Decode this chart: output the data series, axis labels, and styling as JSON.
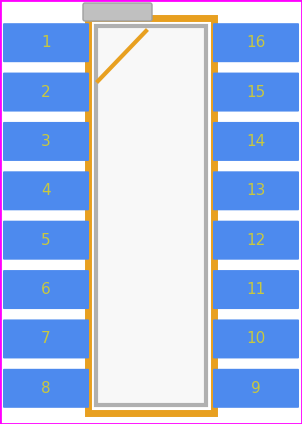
{
  "bg_color": "#ffffff",
  "border_color": "#ff00ff",
  "body_outline_color": "#e8a020",
  "body_inner_outline_color": "#b0b0b0",
  "body_inner_fill": "#f8f8f8",
  "pin_color": "#4d8aee",
  "pin_text_color": "#c8c840",
  "notch_line_color": "#e8a020",
  "tab_color": "#c0c0c0",
  "tab_outline_color": "#a0a0a0",
  "left_pins": [
    1,
    2,
    3,
    4,
    5,
    6,
    7,
    8
  ],
  "right_pins": [
    16,
    15,
    14,
    13,
    12,
    11,
    10,
    9
  ],
  "pin_fontsize": 11
}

----

» What you need to do
Please write out all of the material above without changing a word, and omit any pictures.

» Response to this exercise
Decode this chart: output the data series, axis labels, and styling as JSON.
{
  "bg_color": "#ffffff",
  "border_color": "#ff00ff",
  "body_outline_color": "#e8a020",
  "body_inner_outline_color": "#b0b0b0",
  "body_inner_fill": "#f8f8f8",
  "pin_color": "#4d8aee",
  "pin_text_color": "#c8c840",
  "notch_line_color": "#e8a020",
  "tab_color": "#c0c0c0",
  "tab_outline_color": "#a0a0a0",
  "left_pins": [
    1,
    2,
    3,
    4,
    5,
    6,
    7,
    8
  ],
  "right_pins": [
    16,
    15,
    14,
    13,
    12,
    11,
    10,
    9
  ],
  "pin_fontsize": 11
}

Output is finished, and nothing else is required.